/---
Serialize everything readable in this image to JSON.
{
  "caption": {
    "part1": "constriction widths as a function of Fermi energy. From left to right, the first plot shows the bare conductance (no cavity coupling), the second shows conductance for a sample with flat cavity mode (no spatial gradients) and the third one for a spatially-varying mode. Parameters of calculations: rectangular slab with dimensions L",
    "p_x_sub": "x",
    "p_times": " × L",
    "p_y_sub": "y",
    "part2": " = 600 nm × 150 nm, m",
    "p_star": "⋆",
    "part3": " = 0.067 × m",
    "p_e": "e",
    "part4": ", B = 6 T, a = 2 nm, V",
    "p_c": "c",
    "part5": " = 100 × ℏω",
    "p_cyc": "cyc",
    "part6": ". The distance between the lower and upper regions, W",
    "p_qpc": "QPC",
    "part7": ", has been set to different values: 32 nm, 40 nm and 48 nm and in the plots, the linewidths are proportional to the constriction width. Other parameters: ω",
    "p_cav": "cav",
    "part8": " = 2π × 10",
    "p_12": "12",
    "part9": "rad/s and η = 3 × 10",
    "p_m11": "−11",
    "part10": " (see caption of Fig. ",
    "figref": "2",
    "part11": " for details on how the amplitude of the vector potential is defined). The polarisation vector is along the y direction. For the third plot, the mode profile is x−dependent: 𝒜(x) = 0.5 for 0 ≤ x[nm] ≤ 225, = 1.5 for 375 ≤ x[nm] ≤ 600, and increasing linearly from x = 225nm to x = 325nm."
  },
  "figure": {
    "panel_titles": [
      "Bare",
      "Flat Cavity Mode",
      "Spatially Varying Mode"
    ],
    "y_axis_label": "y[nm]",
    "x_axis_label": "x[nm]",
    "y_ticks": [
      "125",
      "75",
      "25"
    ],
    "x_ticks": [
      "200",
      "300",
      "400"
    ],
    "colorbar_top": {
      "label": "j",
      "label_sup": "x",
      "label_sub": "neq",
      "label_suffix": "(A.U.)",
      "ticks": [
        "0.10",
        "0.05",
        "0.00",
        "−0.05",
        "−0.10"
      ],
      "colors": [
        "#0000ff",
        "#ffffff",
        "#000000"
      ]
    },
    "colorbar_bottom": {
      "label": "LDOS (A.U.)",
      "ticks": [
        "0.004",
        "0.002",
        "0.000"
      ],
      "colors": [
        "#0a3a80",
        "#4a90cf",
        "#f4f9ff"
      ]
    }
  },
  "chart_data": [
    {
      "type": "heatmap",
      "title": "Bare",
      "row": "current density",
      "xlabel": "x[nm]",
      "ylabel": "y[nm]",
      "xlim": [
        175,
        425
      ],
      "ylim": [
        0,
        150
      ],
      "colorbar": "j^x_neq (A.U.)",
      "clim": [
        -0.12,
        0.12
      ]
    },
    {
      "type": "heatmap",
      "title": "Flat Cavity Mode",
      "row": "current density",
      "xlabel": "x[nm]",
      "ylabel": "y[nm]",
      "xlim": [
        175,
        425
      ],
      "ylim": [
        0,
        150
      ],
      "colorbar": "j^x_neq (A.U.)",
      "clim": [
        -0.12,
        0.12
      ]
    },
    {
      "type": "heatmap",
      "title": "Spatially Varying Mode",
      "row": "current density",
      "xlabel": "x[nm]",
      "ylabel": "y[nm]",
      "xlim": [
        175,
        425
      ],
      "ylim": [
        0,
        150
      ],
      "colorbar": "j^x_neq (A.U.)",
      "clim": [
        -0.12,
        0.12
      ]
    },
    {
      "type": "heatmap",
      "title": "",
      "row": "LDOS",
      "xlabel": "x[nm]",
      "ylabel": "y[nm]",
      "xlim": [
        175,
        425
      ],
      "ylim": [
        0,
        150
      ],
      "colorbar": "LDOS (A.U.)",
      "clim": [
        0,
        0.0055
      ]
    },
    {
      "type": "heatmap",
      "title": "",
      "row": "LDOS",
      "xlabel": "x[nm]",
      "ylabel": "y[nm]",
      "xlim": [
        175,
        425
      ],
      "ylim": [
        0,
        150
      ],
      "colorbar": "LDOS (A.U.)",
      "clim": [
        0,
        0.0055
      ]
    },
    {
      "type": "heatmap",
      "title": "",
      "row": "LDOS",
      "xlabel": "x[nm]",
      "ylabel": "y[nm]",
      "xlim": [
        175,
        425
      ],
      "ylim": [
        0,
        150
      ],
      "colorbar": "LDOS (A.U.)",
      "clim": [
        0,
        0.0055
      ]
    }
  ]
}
\---
• [What is asked] Return all of the entries exactly as they were supplied.

• [Answer to the problem]
Serialize everything readable in this image to JSON.
{
  "caption": {
    "part1": "constriction widths as a function of Fermi energy. From left to right, the first plot shows the bare conductance (no cavity coupling), the second shows conductance for a sample with flat cavity mode (no spatial gradients) and the third one for a spatially-varying mode. Parameters of calculations: rectangular slab with dimensions L",
    "p_x_sub": "x",
    "p_times": " × L",
    "p_y_sub": "y",
    "part2": " = 600 nm × 150 nm, m",
    "p_star": "⋆",
    "part3": " = 0.067 × m",
    "p_e": "e",
    "part4": ", B = 6 T, a = 2 nm, V",
    "p_c": "c",
    "part5": " = 100 × ℏω",
    "p_cyc": "cyc",
    "part6": ". The distance between the lower and upper regions, W",
    "p_qpc": "QPC",
    "part7": ", has been set to different values: 32 nm, 40 nm and 48 nm and in the plots, the linewidths are proportional to the constriction width. Other parameters: ω",
    "p_cav": "cav",
    "part8": " = 2π × 10",
    "p_12": "12",
    "part9": "rad/s and η = 3 × 10",
    "p_m11": "−11",
    "part10": " (see caption of Fig. ",
    "figref": "2",
    "part11": " for details on how the amplitude of the vector potential is defined). The polarisation vector is along the y direction. For the third plot, the mode profile is x−dependent: 𝒜(x) = 0.5 for 0 ≤ x[nm] ≤ 225, = 1.5 for 375 ≤ x[nm] ≤ 600, and increasing linearly from x = 225nm to x = 325nm."
  },
  "figure": {
    "panel_titles": [
      "Bare",
      "Flat Cavity Mode",
      "Spatially Varying Mode"
    ],
    "y_axis_label": "y[nm]",
    "x_axis_label": "x[nm]",
    "y_ticks": [
      "125",
      "75",
      "25"
    ],
    "x_ticks": [
      "200",
      "300",
      "400"
    ],
    "colorbar_top": {
      "label": "j",
      "label_sup": "x",
      "label_sub": "neq",
      "label_suffix": "(A.U.)",
      "ticks": [
        "0.10",
        "0.05",
        "0.00",
        "−0.05",
        "−0.10"
      ],
      "colors": [
        "#0000ff",
        "#ffffff",
        "#000000"
      ]
    },
    "colorbar_bottom": {
      "label": "LDOS (A.U.)",
      "ticks": [
        "0.004",
        "0.002",
        "0.000"
      ],
      "colors": [
        "#0a3a80",
        "#4a90cf",
        "#f4f9ff"
      ]
    }
  },
  "chart_data": [
    {
      "type": "heatmap",
      "title": "Bare",
      "row": "current density",
      "xlabel": "x[nm]",
      "ylabel": "y[nm]",
      "xlim": [
        175,
        425
      ],
      "ylim": [
        0,
        150
      ],
      "colorbar": "j^x_neq (A.U.)",
      "clim": [
        -0.12,
        0.12
      ]
    },
    {
      "type": "heatmap",
      "title": "Flat Cavity Mode",
      "row": "current density",
      "xlabel": "x[nm]",
      "ylabel": "y[nm]",
      "xlim": [
        175,
        425
      ],
      "ylim": [
        0,
        150
      ],
      "colorbar": "j^x_neq (A.U.)",
      "clim": [
        -0.12,
        0.12
      ]
    },
    {
      "type": "heatmap",
      "title": "Spatially Varying Mode",
      "row": "current density",
      "xlabel": "x[nm]",
      "ylabel": "y[nm]",
      "xlim": [
        175,
        425
      ],
      "ylim": [
        0,
        150
      ],
      "colorbar": "j^x_neq (A.U.)",
      "clim": [
        -0.12,
        0.12
      ]
    },
    {
      "type": "heatmap",
      "title": "",
      "row": "LDOS",
      "xlabel": "x[nm]",
      "ylabel": "y[nm]",
      "xlim": [
        175,
        425
      ],
      "ylim": [
        0,
        150
      ],
      "colorbar": "LDOS (A.U.)",
      "clim": [
        0,
        0.0055
      ]
    },
    {
      "type": "heatmap",
      "title": "",
      "row": "LDOS",
      "xlabel": "x[nm]",
      "ylabel": "y[nm]",
      "xlim": [
        175,
        425
      ],
      "ylim": [
        0,
        150
      ],
      "colorbar": "LDOS (A.U.)",
      "clim": [
        0,
        0.0055
      ]
    },
    {
      "type": "heatmap",
      "title": "",
      "row": "LDOS",
      "xlabel": "x[nm]",
      "ylabel": "y[nm]",
      "xlim": [
        175,
        425
      ],
      "ylim": [
        0,
        150
      ],
      "colorbar": "LDOS (A.U.)",
      "clim": [
        0,
        0.0055
      ]
    }
  ]
}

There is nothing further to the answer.